■ **Extracted entries**

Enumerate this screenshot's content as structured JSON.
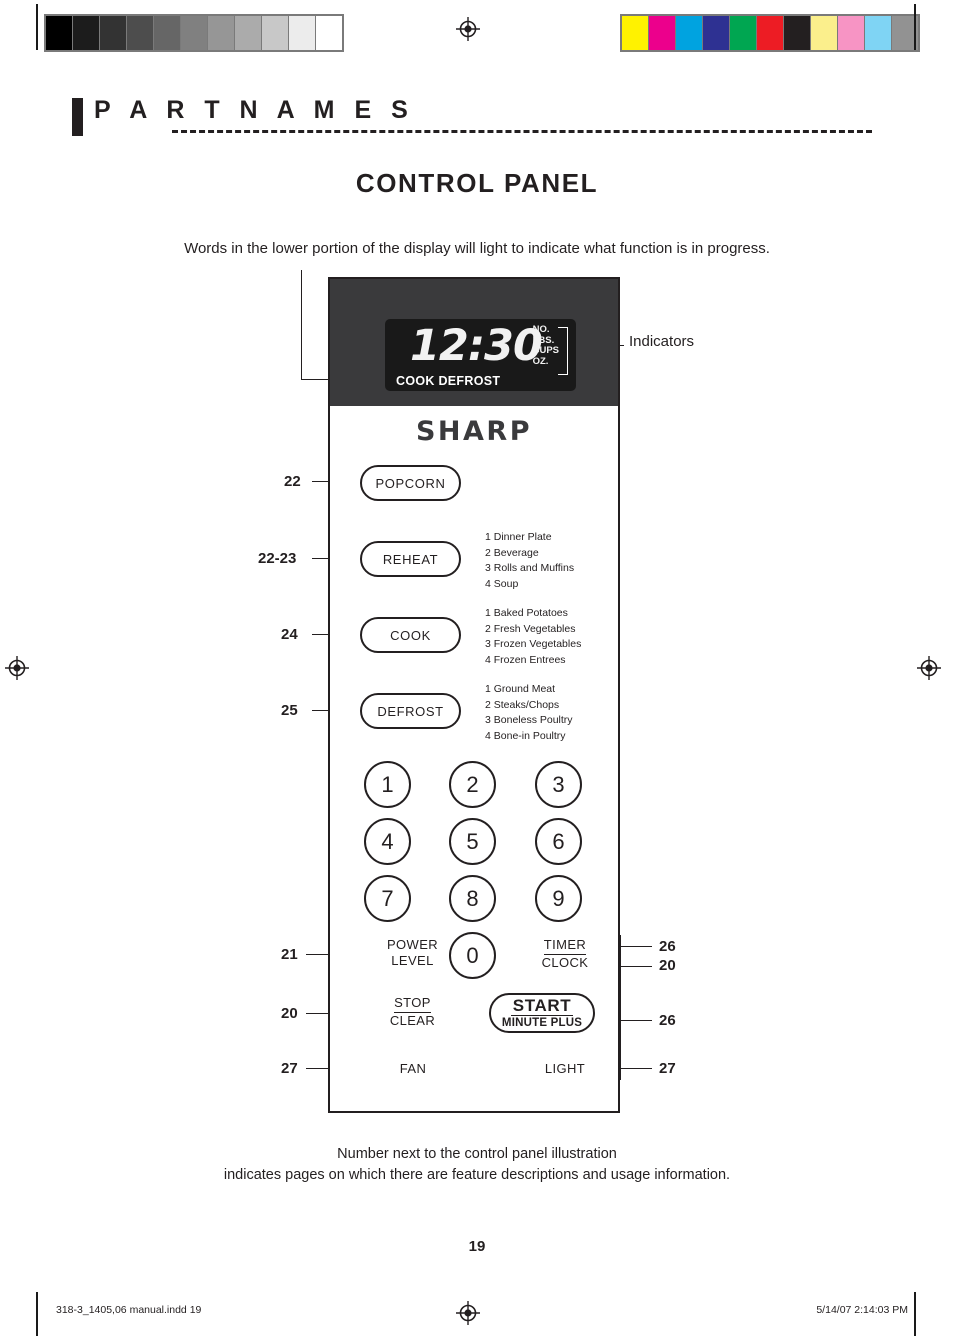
{
  "section": {
    "title": "P A R T   N A M E S"
  },
  "page": {
    "title": "CONTROL PANEL",
    "intro": "Words in the lower portion of the display will light to indicate what function is in progress.",
    "caption": "Number next to the control panel illustration\nindicates pages on which there are feature descriptions and usage information.",
    "number": "19"
  },
  "display": {
    "time": "12:30",
    "status_words": "COOK DEFROST",
    "indicators": "NO.\nLBS.\nCUPS\nOZ.",
    "indicators_label": "Indicators"
  },
  "brand": {
    "logo": "SHARP"
  },
  "buttons": {
    "popcorn": "POPCORN",
    "reheat": "REHEAT",
    "cook": "COOK",
    "defrost": "DEFROST",
    "power_level_line1": "POWER",
    "power_level_line2": "LEVEL",
    "stop": "STOP",
    "clear": "CLEAR",
    "fan": "FAN",
    "timer": "TIMER",
    "clock": "CLOCK",
    "light": "LIGHT",
    "start": "START",
    "minute_plus": "MINUTE PLUS"
  },
  "menus": {
    "reheat": "1 Dinner Plate\n2 Beverage\n3 Rolls and Muffins\n4 Soup",
    "cook": "1 Baked Potatoes\n2 Fresh Vegetables\n3 Frozen Vegetables\n4 Frozen Entrees",
    "defrost": "1 Ground Meat\n2 Steaks/Chops\n3 Boneless Poultry\n4 Bone-in Poultry"
  },
  "keypad": [
    "1",
    "2",
    "3",
    "4",
    "5",
    "6",
    "7",
    "8",
    "9",
    "0"
  ],
  "callouts": {
    "popcorn": "22",
    "reheat": "22-23",
    "cook": "24",
    "defrost": "25",
    "power_level": "21",
    "stop_clear": "20",
    "fan": "27",
    "timer": "26",
    "clock": "20",
    "start": "26",
    "light": "27"
  },
  "print_footer": {
    "file": "318-3_1405,06 manual.indd   19",
    "timestamp": "5/14/07   2:14:03 PM"
  },
  "calibration": {
    "gray_swatches": [
      "#000000",
      "#1c1c1c",
      "#333333",
      "#4d4d4d",
      "#666666",
      "#808080",
      "#969696",
      "#ababab",
      "#c8c8c8",
      "#ececec",
      "#ffffff"
    ],
    "color_swatches": [
      "#fff200",
      "#ec008c",
      "#00a3e0",
      "#2e3192",
      "#00a651",
      "#ed1c24",
      "#231f20",
      "#fbef8c",
      "#f794c4",
      "#7fd4f4",
      "#929292"
    ]
  }
}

■ **Problem statement**
Copy all of the entries verbatim, leaving out any pictures they contain.

■ **Answer below**
Enumerate this screenshot's content as structured JSON.
{
  "section": {
    "title": "P A R T   N A M E S"
  },
  "page": {
    "title": "CONTROL PANEL",
    "intro": "Words in the lower portion of the display will light to indicate what function is in progress.",
    "caption": "Number next to the control panel illustration\nindicates pages on which there are feature descriptions and usage information.",
    "number": "19"
  },
  "display": {
    "time": "12:30",
    "status_words": "COOK DEFROST",
    "indicators": "NO.\nLBS.\nCUPS\nOZ.",
    "indicators_label": "Indicators"
  },
  "brand": {
    "logo": "SHARP"
  },
  "buttons": {
    "popcorn": "POPCORN",
    "reheat": "REHEAT",
    "cook": "COOK",
    "defrost": "DEFROST",
    "power_level_line1": "POWER",
    "power_level_line2": "LEVEL",
    "stop": "STOP",
    "clear": "CLEAR",
    "fan": "FAN",
    "timer": "TIMER",
    "clock": "CLOCK",
    "light": "LIGHT",
    "start": "START",
    "minute_plus": "MINUTE PLUS"
  },
  "menus": {
    "reheat": "1 Dinner Plate\n2 Beverage\n3 Rolls and Muffins\n4 Soup",
    "cook": "1 Baked Potatoes\n2 Fresh Vegetables\n3 Frozen Vegetables\n4 Frozen Entrees",
    "defrost": "1 Ground Meat\n2 Steaks/Chops\n3 Boneless Poultry\n4 Bone-in Poultry"
  },
  "keypad": [
    "1",
    "2",
    "3",
    "4",
    "5",
    "6",
    "7",
    "8",
    "9",
    "0"
  ],
  "callouts": {
    "popcorn": "22",
    "reheat": "22-23",
    "cook": "24",
    "defrost": "25",
    "power_level": "21",
    "stop_clear": "20",
    "fan": "27",
    "timer": "26",
    "clock": "20",
    "start": "26",
    "light": "27"
  },
  "print_footer": {
    "file": "318-3_1405,06 manual.indd   19",
    "timestamp": "5/14/07   2:14:03 PM"
  },
  "calibration": {
    "gray_swatches": [
      "#000000",
      "#1c1c1c",
      "#333333",
      "#4d4d4d",
      "#666666",
      "#808080",
      "#969696",
      "#ababab",
      "#c8c8c8",
      "#ececec",
      "#ffffff"
    ],
    "color_swatches": [
      "#fff200",
      "#ec008c",
      "#00a3e0",
      "#2e3192",
      "#00a651",
      "#ed1c24",
      "#231f20",
      "#fbef8c",
      "#f794c4",
      "#7fd4f4",
      "#929292"
    ]
  }
}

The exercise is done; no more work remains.